EXERCISE AIM: Below is a set of records; restate each one word for word.

Start

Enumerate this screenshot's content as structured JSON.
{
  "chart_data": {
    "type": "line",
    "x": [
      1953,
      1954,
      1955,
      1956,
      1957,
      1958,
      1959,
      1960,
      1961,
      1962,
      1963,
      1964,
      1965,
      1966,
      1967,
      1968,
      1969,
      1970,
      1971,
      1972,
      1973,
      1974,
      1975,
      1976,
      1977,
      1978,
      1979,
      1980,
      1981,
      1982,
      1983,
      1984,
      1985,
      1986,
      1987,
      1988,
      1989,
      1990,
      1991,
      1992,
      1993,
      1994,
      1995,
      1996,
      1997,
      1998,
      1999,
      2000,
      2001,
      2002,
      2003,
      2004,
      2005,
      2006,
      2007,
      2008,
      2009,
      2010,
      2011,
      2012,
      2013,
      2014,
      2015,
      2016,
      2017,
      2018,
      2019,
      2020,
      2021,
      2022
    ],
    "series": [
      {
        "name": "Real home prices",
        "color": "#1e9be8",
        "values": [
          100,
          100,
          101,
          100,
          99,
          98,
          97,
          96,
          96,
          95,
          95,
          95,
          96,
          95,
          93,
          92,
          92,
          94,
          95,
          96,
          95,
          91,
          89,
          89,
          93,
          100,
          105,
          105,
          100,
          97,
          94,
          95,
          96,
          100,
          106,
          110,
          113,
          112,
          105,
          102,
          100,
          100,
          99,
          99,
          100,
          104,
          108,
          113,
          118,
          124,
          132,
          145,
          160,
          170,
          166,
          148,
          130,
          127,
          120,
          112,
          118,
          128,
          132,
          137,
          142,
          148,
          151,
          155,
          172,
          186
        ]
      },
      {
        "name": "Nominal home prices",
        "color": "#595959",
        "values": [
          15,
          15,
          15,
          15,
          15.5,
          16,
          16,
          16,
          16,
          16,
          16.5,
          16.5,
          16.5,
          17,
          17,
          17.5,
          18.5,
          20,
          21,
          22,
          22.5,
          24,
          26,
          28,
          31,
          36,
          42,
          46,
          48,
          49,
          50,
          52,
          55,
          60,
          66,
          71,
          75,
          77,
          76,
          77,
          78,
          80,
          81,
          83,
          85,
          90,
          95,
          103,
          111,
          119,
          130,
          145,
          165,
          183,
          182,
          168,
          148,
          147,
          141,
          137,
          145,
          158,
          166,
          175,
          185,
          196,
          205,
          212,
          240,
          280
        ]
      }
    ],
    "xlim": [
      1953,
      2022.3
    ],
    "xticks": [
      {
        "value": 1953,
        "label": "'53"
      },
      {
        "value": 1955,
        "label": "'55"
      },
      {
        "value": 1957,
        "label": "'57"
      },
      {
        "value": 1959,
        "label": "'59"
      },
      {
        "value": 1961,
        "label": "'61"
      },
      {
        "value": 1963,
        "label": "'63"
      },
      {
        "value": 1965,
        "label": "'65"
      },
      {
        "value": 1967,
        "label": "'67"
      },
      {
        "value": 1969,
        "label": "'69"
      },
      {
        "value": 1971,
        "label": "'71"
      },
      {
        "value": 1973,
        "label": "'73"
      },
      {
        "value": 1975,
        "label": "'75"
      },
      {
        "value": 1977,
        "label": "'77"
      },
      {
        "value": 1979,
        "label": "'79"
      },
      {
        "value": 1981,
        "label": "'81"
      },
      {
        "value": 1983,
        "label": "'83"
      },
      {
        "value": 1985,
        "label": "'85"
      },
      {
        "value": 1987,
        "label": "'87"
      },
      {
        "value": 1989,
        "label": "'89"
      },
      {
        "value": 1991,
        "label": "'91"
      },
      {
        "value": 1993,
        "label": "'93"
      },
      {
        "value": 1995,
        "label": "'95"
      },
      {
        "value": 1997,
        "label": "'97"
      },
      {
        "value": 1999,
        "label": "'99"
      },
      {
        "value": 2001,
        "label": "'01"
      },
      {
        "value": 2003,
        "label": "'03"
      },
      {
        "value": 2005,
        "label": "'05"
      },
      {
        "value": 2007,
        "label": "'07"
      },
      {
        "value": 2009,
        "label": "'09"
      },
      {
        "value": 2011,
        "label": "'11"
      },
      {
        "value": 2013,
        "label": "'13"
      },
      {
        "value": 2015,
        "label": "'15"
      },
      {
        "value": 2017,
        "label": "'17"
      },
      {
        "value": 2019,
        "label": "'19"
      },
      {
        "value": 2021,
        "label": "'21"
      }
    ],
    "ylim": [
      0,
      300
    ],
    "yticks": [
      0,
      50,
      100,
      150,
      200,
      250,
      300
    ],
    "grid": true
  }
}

End

RESULT:
Enumerate this screenshot's content as structured JSON.
{
  "chart_data": {
    "type": "line",
    "x": [
      1953,
      1954,
      1955,
      1956,
      1957,
      1958,
      1959,
      1960,
      1961,
      1962,
      1963,
      1964,
      1965,
      1966,
      1967,
      1968,
      1969,
      1970,
      1971,
      1972,
      1973,
      1974,
      1975,
      1976,
      1977,
      1978,
      1979,
      1980,
      1981,
      1982,
      1983,
      1984,
      1985,
      1986,
      1987,
      1988,
      1989,
      1990,
      1991,
      1992,
      1993,
      1994,
      1995,
      1996,
      1997,
      1998,
      1999,
      2000,
      2001,
      2002,
      2003,
      2004,
      2005,
      2006,
      2007,
      2008,
      2009,
      2010,
      2011,
      2012,
      2013,
      2014,
      2015,
      2016,
      2017,
      2018,
      2019,
      2020,
      2021,
      2022
    ],
    "series": [
      {
        "name": "Real home prices",
        "color": "#1e9be8",
        "values": [
          100,
          100,
          101,
          100,
          99,
          98,
          97,
          96,
          96,
          95,
          95,
          95,
          96,
          95,
          93,
          92,
          92,
          94,
          95,
          96,
          95,
          91,
          89,
          89,
          93,
          100,
          105,
          105,
          100,
          97,
          94,
          95,
          96,
          100,
          106,
          110,
          113,
          112,
          105,
          102,
          100,
          100,
          99,
          99,
          100,
          104,
          108,
          113,
          118,
          124,
          132,
          145,
          160,
          170,
          166,
          148,
          130,
          127,
          120,
          112,
          118,
          128,
          132,
          137,
          142,
          148,
          151,
          155,
          172,
          186
        ]
      },
      {
        "name": "Nominal home prices",
        "color": "#595959",
        "values": [
          15,
          15,
          15,
          15,
          15.5,
          16,
          16,
          16,
          16,
          16,
          16.5,
          16.5,
          16.5,
          17,
          17,
          17.5,
          18.5,
          20,
          21,
          22,
          22.5,
          24,
          26,
          28,
          31,
          36,
          42,
          46,
          48,
          49,
          50,
          52,
          55,
          60,
          66,
          71,
          75,
          77,
          76,
          77,
          78,
          80,
          81,
          83,
          85,
          90,
          95,
          103,
          111,
          119,
          130,
          145,
          165,
          183,
          182,
          168,
          148,
          147,
          141,
          137,
          145,
          158,
          166,
          175,
          185,
          196,
          205,
          212,
          240,
          280
        ]
      }
    ],
    "xlim": [
      1953,
      2022.3
    ],
    "xticks": [
      {
        "value": 1953,
        "label": "'53"
      },
      {
        "value": 1955,
        "label": "'55"
      },
      {
        "value": 1957,
        "label": "'57"
      },
      {
        "value": 1959,
        "label": "'59"
      },
      {
        "value": 1961,
        "label": "'61"
      },
      {
        "value": 1963,
        "label": "'63"
      },
      {
        "value": 1965,
        "label": "'65"
      },
      {
        "value": 1967,
        "label": "'67"
      },
      {
        "value": 1969,
        "label": "'69"
      },
      {
        "value": 1971,
        "label": "'71"
      },
      {
        "value": 1973,
        "label": "'73"
      },
      {
        "value": 1975,
        "label": "'75"
      },
      {
        "value": 1977,
        "label": "'77"
      },
      {
        "value": 1979,
        "label": "'79"
      },
      {
        "value": 1981,
        "label": "'81"
      },
      {
        "value": 1983,
        "label": "'83"
      },
      {
        "value": 1985,
        "label": "'85"
      },
      {
        "value": 1987,
        "label": "'87"
      },
      {
        "value": 1989,
        "label": "'89"
      },
      {
        "value": 1991,
        "label": "'91"
      },
      {
        "value": 1993,
        "label": "'93"
      },
      {
        "value": 1995,
        "label": "'95"
      },
      {
        "value": 1997,
        "label": "'97"
      },
      {
        "value": 1999,
        "label": "'99"
      },
      {
        "value": 2001,
        "label": "'01"
      },
      {
        "value": 2003,
        "label": "'03"
      },
      {
        "value": 2005,
        "label": "'05"
      },
      {
        "value": 2007,
        "label": "'07"
      },
      {
        "value": 2009,
        "label": "'09"
      },
      {
        "value": 2011,
        "label": "'11"
      },
      {
        "value": 2013,
        "label": "'13"
      },
      {
        "value": 2015,
        "label": "'15"
      },
      {
        "value": 2017,
        "label": "'17"
      },
      {
        "value": 2019,
        "label": "'19"
      },
      {
        "value": 2021,
        "label": "'21"
      }
    ],
    "ylim": [
      0,
      300
    ],
    "yticks": [
      0,
      50,
      100,
      150,
      200,
      250,
      300
    ],
    "grid": true
  }
}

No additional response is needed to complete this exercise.